---- Data extract

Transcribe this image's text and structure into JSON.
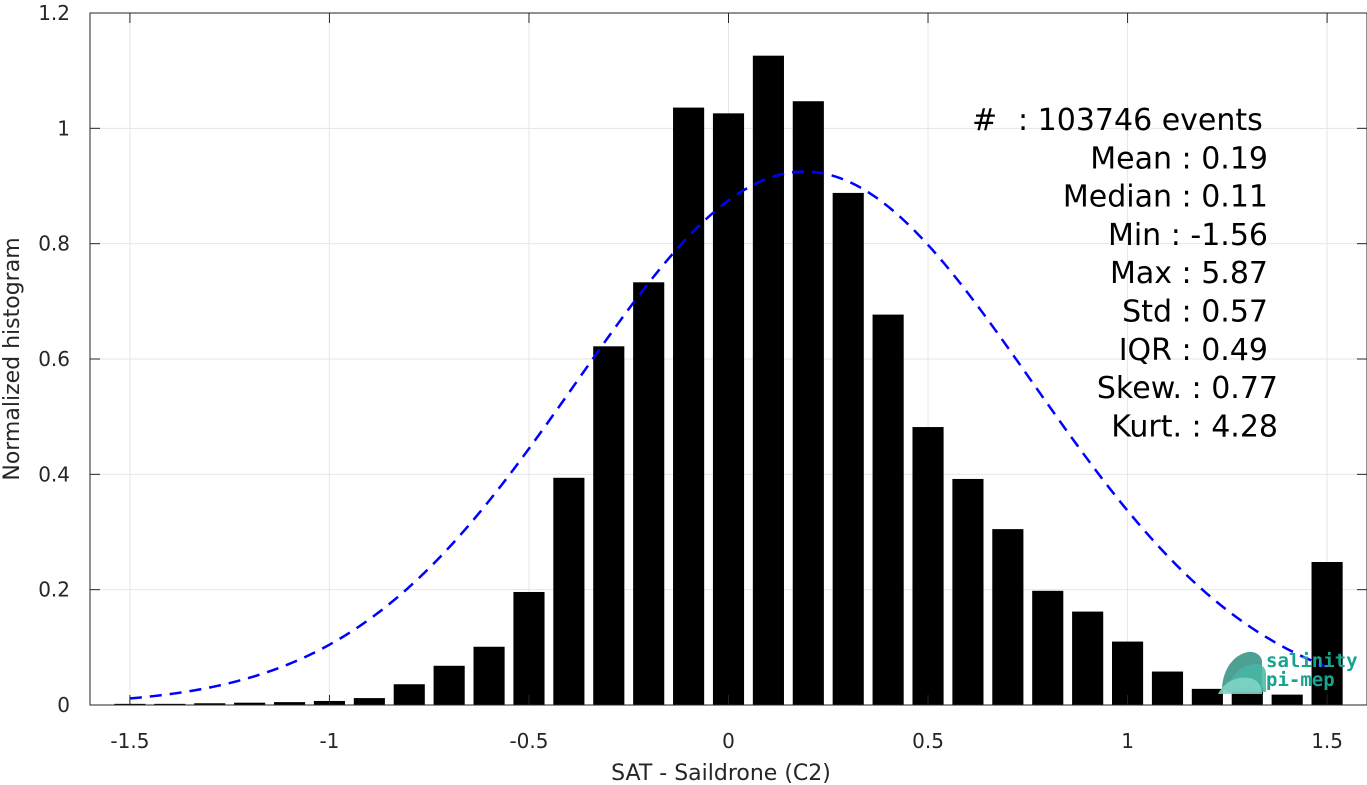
{
  "chart_data": {
    "type": "bar",
    "xlabel": "SAT - Saildrone (C2)",
    "ylabel": "Normalized histogram",
    "xlim": [
      -1.6,
      1.6
    ],
    "ylim": [
      0,
      1.2
    ],
    "xticks": [
      -1.5,
      -1,
      -0.5,
      0,
      0.5,
      1,
      1.5
    ],
    "xtick_labels": [
      "-1.5",
      "-1",
      "-0.5",
      "0",
      "0.5",
      "1",
      "1.5"
    ],
    "yticks": [
      0,
      0.2,
      0.4,
      0.6,
      0.8,
      1,
      1.2
    ],
    "ytick_labels": [
      "0",
      "0.2",
      "0.4",
      "0.6",
      "0.8",
      "1",
      "1.2"
    ],
    "grid": true,
    "bar_color": "#000000",
    "bin_width": 0.1,
    "bins": [
      -1.5,
      -1.4,
      -1.3,
      -1.2,
      -1.1,
      -1.0,
      -0.9,
      -0.8,
      -0.7,
      -0.6,
      -0.5,
      -0.4,
      -0.3,
      -0.2,
      -0.1,
      0.0,
      0.1,
      0.2,
      0.3,
      0.4,
      0.5,
      0.6,
      0.7,
      0.8,
      0.9,
      1.0,
      1.1,
      1.2,
      1.3,
      1.4,
      1.5
    ],
    "values": [
      0.002,
      0.002,
      0.003,
      0.004,
      0.005,
      0.007,
      0.012,
      0.036,
      0.068,
      0.101,
      0.196,
      0.394,
      0.622,
      0.733,
      1.036,
      1.026,
      1.126,
      1.047,
      0.888,
      0.677,
      0.482,
      0.392,
      0.305,
      0.198,
      0.162,
      0.11,
      0.058,
      0.028,
      0.03,
      0.018,
      0.248
    ],
    "fit": {
      "type": "gaussian",
      "mean": 0.19,
      "std": 0.57,
      "peak": 0.925,
      "color": "#0000ff",
      "style": "dashed",
      "x_range": [
        -1.5,
        1.5
      ]
    },
    "annotations": [
      {
        "label": "#",
        "value": ":  103746 events"
      },
      {
        "label": "Mean",
        "value": " : 0.19"
      },
      {
        "label": "Median",
        "value": " : 0.11"
      },
      {
        "label": "Min",
        "value": " : -1.56"
      },
      {
        "label": "Max",
        "value": " : 5.87"
      },
      {
        "label": "Std",
        "value": " : 0.57"
      },
      {
        "label": "IQR",
        "value": " : 0.49"
      },
      {
        "label": "Skew.",
        "value": " : 0.77"
      },
      {
        "label": "Kurt.",
        "value": " : 4.28"
      }
    ]
  },
  "logo": {
    "line1": "salinity",
    "line2": "pi-mep",
    "color": "#17a38e"
  }
}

--------

- _Given task_
Return each line exactly as written. Any picture gets left out.

- _The response_
Transcribe this image's text and structure into JSON.
{
  "chart_data": {
    "type": "bar",
    "xlabel": "SAT - Saildrone (C2)",
    "ylabel": "Normalized histogram",
    "xlim": [
      -1.6,
      1.6
    ],
    "ylim": [
      0,
      1.2
    ],
    "xticks": [
      -1.5,
      -1,
      -0.5,
      0,
      0.5,
      1,
      1.5
    ],
    "xtick_labels": [
      "-1.5",
      "-1",
      "-0.5",
      "0",
      "0.5",
      "1",
      "1.5"
    ],
    "yticks": [
      0,
      0.2,
      0.4,
      0.6,
      0.8,
      1,
      1.2
    ],
    "ytick_labels": [
      "0",
      "0.2",
      "0.4",
      "0.6",
      "0.8",
      "1",
      "1.2"
    ],
    "grid": true,
    "bar_color": "#000000",
    "bin_width": 0.1,
    "bins": [
      -1.5,
      -1.4,
      -1.3,
      -1.2,
      -1.1,
      -1.0,
      -0.9,
      -0.8,
      -0.7,
      -0.6,
      -0.5,
      -0.4,
      -0.3,
      -0.2,
      -0.1,
      0.0,
      0.1,
      0.2,
      0.3,
      0.4,
      0.5,
      0.6,
      0.7,
      0.8,
      0.9,
      1.0,
      1.1,
      1.2,
      1.3,
      1.4,
      1.5
    ],
    "values": [
      0.002,
      0.002,
      0.003,
      0.004,
      0.005,
      0.007,
      0.012,
      0.036,
      0.068,
      0.101,
      0.196,
      0.394,
      0.622,
      0.733,
      1.036,
      1.026,
      1.126,
      1.047,
      0.888,
      0.677,
      0.482,
      0.392,
      0.305,
      0.198,
      0.162,
      0.11,
      0.058,
      0.028,
      0.03,
      0.018,
      0.248
    ],
    "fit": {
      "type": "gaussian",
      "mean": 0.19,
      "std": 0.57,
      "peak": 0.925,
      "color": "#0000ff",
      "style": "dashed",
      "x_range": [
        -1.5,
        1.5
      ]
    },
    "annotations": [
      {
        "label": "#",
        "value": ":  103746 events"
      },
      {
        "label": "Mean",
        "value": " : 0.19"
      },
      {
        "label": "Median",
        "value": " : 0.11"
      },
      {
        "label": "Min",
        "value": " : -1.56"
      },
      {
        "label": "Max",
        "value": " : 5.87"
      },
      {
        "label": "Std",
        "value": " : 0.57"
      },
      {
        "label": "IQR",
        "value": " : 0.49"
      },
      {
        "label": "Skew.",
        "value": " : 0.77"
      },
      {
        "label": "Kurt.",
        "value": " : 4.28"
      }
    ]
  },
  "logo": {
    "line1": "salinity",
    "line2": "pi-mep",
    "color": "#17a38e"
  }
}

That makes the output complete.